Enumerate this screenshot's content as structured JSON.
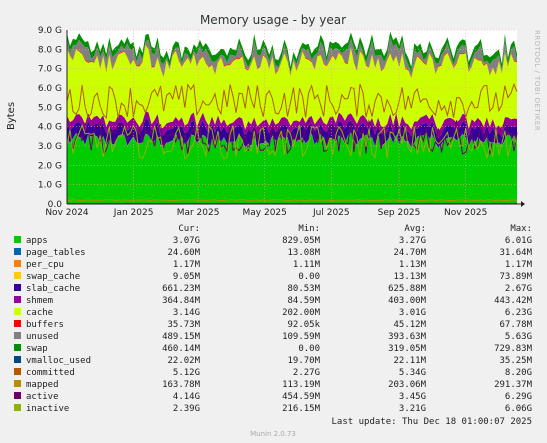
{
  "chart_data": {
    "type": "area",
    "title": "Memory usage - by year",
    "ylabel": "Bytes",
    "ylim": [
      0,
      9.0
    ],
    "y_ticks": [
      "0.0",
      "1.0 G",
      "2.0 G",
      "3.0 G",
      "4.0 G",
      "5.0 G",
      "6.0 G",
      "7.0 G",
      "8.0 G",
      "9.0 G"
    ],
    "x_ticks": [
      {
        "label": "Nov 2024",
        "date": "2024-11-01"
      },
      {
        "label": "Jan 2025",
        "date": "2025-01-01"
      },
      {
        "label": "Mar 2025",
        "date": "2025-03-01"
      },
      {
        "label": "May 2025",
        "date": "2025-05-01"
      },
      {
        "label": "Jul 2025",
        "date": "2025-07-01"
      },
      {
        "label": "Sep 2025",
        "date": "2025-09-01"
      },
      {
        "label": "Nov 2025",
        "date": "2025-11-01"
      }
    ],
    "x_range": [
      "2024-11-01",
      "2025-12-18"
    ],
    "side_label": "RRDTOOL / TOBI OETIKER",
    "grid": true,
    "column_headers": [
      "Cur:",
      "Min:",
      "Avg:",
      "Max:"
    ],
    "series": [
      {
        "name": "apps",
        "color": "#00cc00",
        "kind": "stack",
        "cur": "3.07G",
        "min": "829.05M",
        "avg": "3.27G",
        "max": "6.01G"
      },
      {
        "name": "page_tables",
        "color": "#0066b3",
        "kind": "stack",
        "cur": "24.60M",
        "min": "13.08M",
        "avg": "24.70M",
        "max": "31.64M"
      },
      {
        "name": "per_cpu",
        "color": "#ff8000",
        "kind": "stack",
        "cur": "1.17M",
        "min": "1.11M",
        "avg": "1.13M",
        "max": "1.17M"
      },
      {
        "name": "swap_cache",
        "color": "#ffcc00",
        "kind": "stack",
        "cur": "9.05M",
        "min": "0.00",
        "avg": "13.13M",
        "max": "73.89M"
      },
      {
        "name": "slab_cache",
        "color": "#330099",
        "kind": "stack",
        "cur": "661.23M",
        "min": "80.53M",
        "avg": "625.88M",
        "max": "2.67G"
      },
      {
        "name": "shmem",
        "color": "#990099",
        "kind": "stack",
        "cur": "364.84M",
        "min": "84.59M",
        "avg": "403.00M",
        "max": "443.42M"
      },
      {
        "name": "cache",
        "color": "#ccff00",
        "kind": "stack",
        "cur": "3.14G",
        "min": "202.00M",
        "avg": "3.01G",
        "max": "6.23G"
      },
      {
        "name": "buffers",
        "color": "#ff0000",
        "kind": "stack",
        "cur": "35.73M",
        "min": "92.05k",
        "avg": "45.12M",
        "max": "67.78M"
      },
      {
        "name": "unused",
        "color": "#808080",
        "kind": "stack",
        "cur": "489.15M",
        "min": "109.59M",
        "avg": "393.63M",
        "max": "5.63G"
      },
      {
        "name": "swap",
        "color": "#008f00",
        "kind": "stack",
        "cur": "460.14M",
        "min": "0.00",
        "avg": "319.05M",
        "max": "729.83M"
      },
      {
        "name": "vmalloc_used",
        "color": "#00487d",
        "kind": "line",
        "cur": "22.02M",
        "min": "19.70M",
        "avg": "22.11M",
        "max": "35.25M"
      },
      {
        "name": "committed",
        "color": "#b35a00",
        "kind": "line",
        "cur": "5.12G",
        "min": "2.27G",
        "avg": "5.34G",
        "max": "8.20G"
      },
      {
        "name": "mapped",
        "color": "#b38f00",
        "kind": "line",
        "cur": "163.78M",
        "min": "113.19M",
        "avg": "203.06M",
        "max": "291.37M"
      },
      {
        "name": "active",
        "color": "#6b006b",
        "kind": "line",
        "cur": "4.14G",
        "min": "454.59M",
        "avg": "3.45G",
        "max": "6.29G"
      },
      {
        "name": "inactive",
        "color": "#8fb300",
        "kind": "line",
        "cur": "2.39G",
        "min": "216.15M",
        "avg": "3.21G",
        "max": "6.06G"
      }
    ],
    "last_update": "Last update: Thu Dec 18 01:00:07 2025",
    "footer": "Munin 2.0.73"
  }
}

◆ **WRITTEN TASK**
Copy all the records above exactly, but leave out the pictures.

◆ **WRITTEN ANSWER**
Enumerate this screenshot's content as structured JSON.
{
  "chart_data": {
    "type": "area",
    "title": "Memory usage - by year",
    "ylabel": "Bytes",
    "ylim": [
      0,
      9.0
    ],
    "y_ticks": [
      "0.0",
      "1.0 G",
      "2.0 G",
      "3.0 G",
      "4.0 G",
      "5.0 G",
      "6.0 G",
      "7.0 G",
      "8.0 G",
      "9.0 G"
    ],
    "x_ticks": [
      {
        "label": "Nov 2024",
        "date": "2024-11-01"
      },
      {
        "label": "Jan 2025",
        "date": "2025-01-01"
      },
      {
        "label": "Mar 2025",
        "date": "2025-03-01"
      },
      {
        "label": "May 2025",
        "date": "2025-05-01"
      },
      {
        "label": "Jul 2025",
        "date": "2025-07-01"
      },
      {
        "label": "Sep 2025",
        "date": "2025-09-01"
      },
      {
        "label": "Nov 2025",
        "date": "2025-11-01"
      }
    ],
    "x_range": [
      "2024-11-01",
      "2025-12-18"
    ],
    "side_label": "RRDTOOL / TOBI OETIKER",
    "grid": true,
    "column_headers": [
      "Cur:",
      "Min:",
      "Avg:",
      "Max:"
    ],
    "series": [
      {
        "name": "apps",
        "color": "#00cc00",
        "kind": "stack",
        "cur": "3.07G",
        "min": "829.05M",
        "avg": "3.27G",
        "max": "6.01G"
      },
      {
        "name": "page_tables",
        "color": "#0066b3",
        "kind": "stack",
        "cur": "24.60M",
        "min": "13.08M",
        "avg": "24.70M",
        "max": "31.64M"
      },
      {
        "name": "per_cpu",
        "color": "#ff8000",
        "kind": "stack",
        "cur": "1.17M",
        "min": "1.11M",
        "avg": "1.13M",
        "max": "1.17M"
      },
      {
        "name": "swap_cache",
        "color": "#ffcc00",
        "kind": "stack",
        "cur": "9.05M",
        "min": "0.00",
        "avg": "13.13M",
        "max": "73.89M"
      },
      {
        "name": "slab_cache",
        "color": "#330099",
        "kind": "stack",
        "cur": "661.23M",
        "min": "80.53M",
        "avg": "625.88M",
        "max": "2.67G"
      },
      {
        "name": "shmem",
        "color": "#990099",
        "kind": "stack",
        "cur": "364.84M",
        "min": "84.59M",
        "avg": "403.00M",
        "max": "443.42M"
      },
      {
        "name": "cache",
        "color": "#ccff00",
        "kind": "stack",
        "cur": "3.14G",
        "min": "202.00M",
        "avg": "3.01G",
        "max": "6.23G"
      },
      {
        "name": "buffers",
        "color": "#ff0000",
        "kind": "stack",
        "cur": "35.73M",
        "min": "92.05k",
        "avg": "45.12M",
        "max": "67.78M"
      },
      {
        "name": "unused",
        "color": "#808080",
        "kind": "stack",
        "cur": "489.15M",
        "min": "109.59M",
        "avg": "393.63M",
        "max": "5.63G"
      },
      {
        "name": "swap",
        "color": "#008f00",
        "kind": "stack",
        "cur": "460.14M",
        "min": "0.00",
        "avg": "319.05M",
        "max": "729.83M"
      },
      {
        "name": "vmalloc_used",
        "color": "#00487d",
        "kind": "line",
        "cur": "22.02M",
        "min": "19.70M",
        "avg": "22.11M",
        "max": "35.25M"
      },
      {
        "name": "committed",
        "color": "#b35a00",
        "kind": "line",
        "cur": "5.12G",
        "min": "2.27G",
        "avg": "5.34G",
        "max": "8.20G"
      },
      {
        "name": "mapped",
        "color": "#b38f00",
        "kind": "line",
        "cur": "163.78M",
        "min": "113.19M",
        "avg": "203.06M",
        "max": "291.37M"
      },
      {
        "name": "active",
        "color": "#6b006b",
        "kind": "line",
        "cur": "4.14G",
        "min": "454.59M",
        "avg": "3.45G",
        "max": "6.29G"
      },
      {
        "name": "inactive",
        "color": "#8fb300",
        "kind": "line",
        "cur": "2.39G",
        "min": "216.15M",
        "avg": "3.21G",
        "max": "6.06G"
      }
    ],
    "last_update": "Last update: Thu Dec 18 01:00:07 2025",
    "footer": "Munin 2.0.73"
  }
}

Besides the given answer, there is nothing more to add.